>> START Entries provided

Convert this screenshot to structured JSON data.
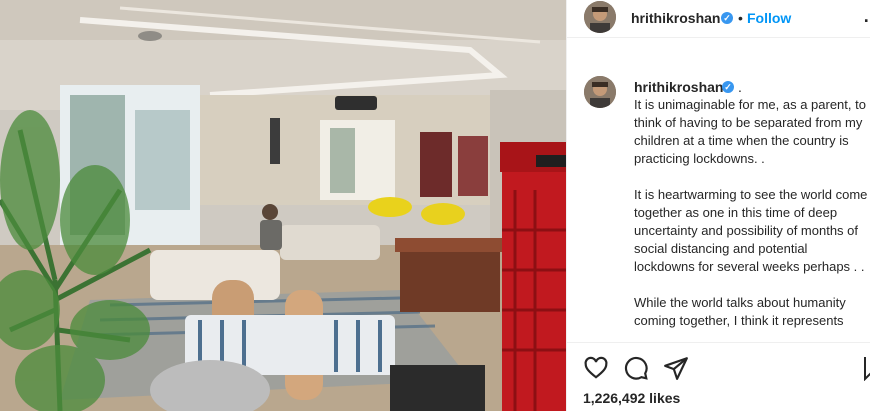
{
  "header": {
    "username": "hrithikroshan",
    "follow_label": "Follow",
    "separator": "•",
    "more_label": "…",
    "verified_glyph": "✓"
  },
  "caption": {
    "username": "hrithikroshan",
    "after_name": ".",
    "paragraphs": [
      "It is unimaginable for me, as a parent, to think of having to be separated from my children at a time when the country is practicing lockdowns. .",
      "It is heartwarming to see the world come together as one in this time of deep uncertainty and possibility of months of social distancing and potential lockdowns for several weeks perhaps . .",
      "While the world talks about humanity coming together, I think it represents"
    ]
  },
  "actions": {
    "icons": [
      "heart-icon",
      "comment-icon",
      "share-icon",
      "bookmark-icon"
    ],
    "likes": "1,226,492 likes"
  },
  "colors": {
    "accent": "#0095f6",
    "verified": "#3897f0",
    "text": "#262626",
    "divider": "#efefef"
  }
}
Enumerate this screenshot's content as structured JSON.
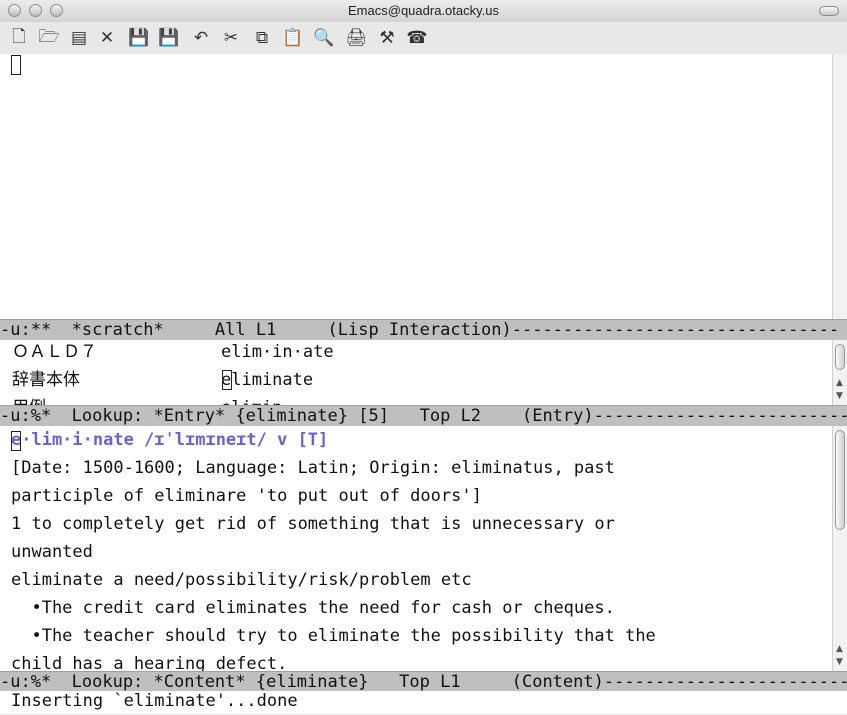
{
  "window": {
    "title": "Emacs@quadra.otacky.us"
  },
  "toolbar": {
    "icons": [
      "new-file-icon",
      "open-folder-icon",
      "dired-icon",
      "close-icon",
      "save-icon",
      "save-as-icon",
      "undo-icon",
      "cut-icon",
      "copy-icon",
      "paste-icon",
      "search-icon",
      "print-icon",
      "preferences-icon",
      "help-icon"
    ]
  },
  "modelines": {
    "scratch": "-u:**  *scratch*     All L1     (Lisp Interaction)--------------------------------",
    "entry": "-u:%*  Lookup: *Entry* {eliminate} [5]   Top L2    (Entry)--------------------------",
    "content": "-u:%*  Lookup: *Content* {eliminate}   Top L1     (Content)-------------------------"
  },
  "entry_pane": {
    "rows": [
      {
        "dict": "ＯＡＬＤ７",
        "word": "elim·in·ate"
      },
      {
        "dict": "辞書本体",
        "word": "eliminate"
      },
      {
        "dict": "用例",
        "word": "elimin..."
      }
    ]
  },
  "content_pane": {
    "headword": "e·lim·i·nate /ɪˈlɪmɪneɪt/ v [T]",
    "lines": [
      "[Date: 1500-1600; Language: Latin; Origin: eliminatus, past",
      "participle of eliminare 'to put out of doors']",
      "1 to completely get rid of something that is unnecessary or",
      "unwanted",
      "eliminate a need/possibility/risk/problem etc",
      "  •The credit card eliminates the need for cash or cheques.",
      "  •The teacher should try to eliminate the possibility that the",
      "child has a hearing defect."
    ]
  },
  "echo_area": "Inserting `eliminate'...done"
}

>> END Entries provided
>> START Entries provided

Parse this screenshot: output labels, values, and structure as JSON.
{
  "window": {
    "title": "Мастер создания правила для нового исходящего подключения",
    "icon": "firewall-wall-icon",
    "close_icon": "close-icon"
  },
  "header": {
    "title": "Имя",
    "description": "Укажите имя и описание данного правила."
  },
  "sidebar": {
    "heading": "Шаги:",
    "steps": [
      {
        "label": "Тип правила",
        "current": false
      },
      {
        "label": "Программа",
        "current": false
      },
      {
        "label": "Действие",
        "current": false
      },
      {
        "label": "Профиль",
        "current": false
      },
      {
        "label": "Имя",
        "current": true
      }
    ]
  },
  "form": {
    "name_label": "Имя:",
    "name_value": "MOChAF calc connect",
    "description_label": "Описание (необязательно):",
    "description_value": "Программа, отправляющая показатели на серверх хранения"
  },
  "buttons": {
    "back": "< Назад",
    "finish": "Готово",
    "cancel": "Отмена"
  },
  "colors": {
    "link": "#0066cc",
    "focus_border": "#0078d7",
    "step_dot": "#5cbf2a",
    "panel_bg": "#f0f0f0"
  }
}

>> END Entries provided
>> START Entries provided

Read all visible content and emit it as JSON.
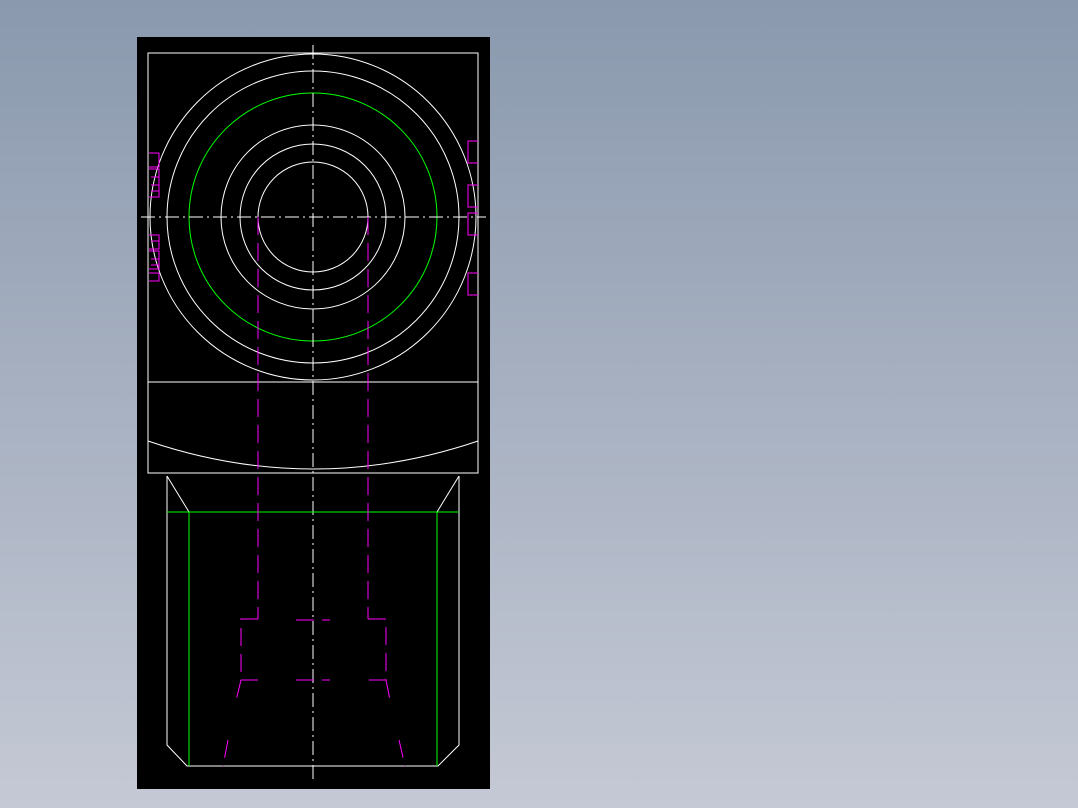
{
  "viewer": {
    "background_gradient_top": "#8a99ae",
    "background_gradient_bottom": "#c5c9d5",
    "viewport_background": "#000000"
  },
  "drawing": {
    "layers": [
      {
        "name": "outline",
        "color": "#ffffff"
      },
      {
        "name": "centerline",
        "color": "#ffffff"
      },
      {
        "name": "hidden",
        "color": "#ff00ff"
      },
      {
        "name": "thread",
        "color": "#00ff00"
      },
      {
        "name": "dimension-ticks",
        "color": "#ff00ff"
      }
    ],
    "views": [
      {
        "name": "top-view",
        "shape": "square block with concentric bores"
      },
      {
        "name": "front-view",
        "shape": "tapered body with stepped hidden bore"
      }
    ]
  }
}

>> END Entries provided

• _Given instruction_
Using the listing, copy every line where the word "possibility" shows up.

• _Solution for this exercise_
      "It is heartwarming to see the world come together as one in this time of deep uncertainty and possibility of months of social distancing and potential lockdowns for several weeks perhaps . .",
      "eliminate a need/possibility/risk/problem etc",
      "  •The teacher should try to eliminate the possibility that the",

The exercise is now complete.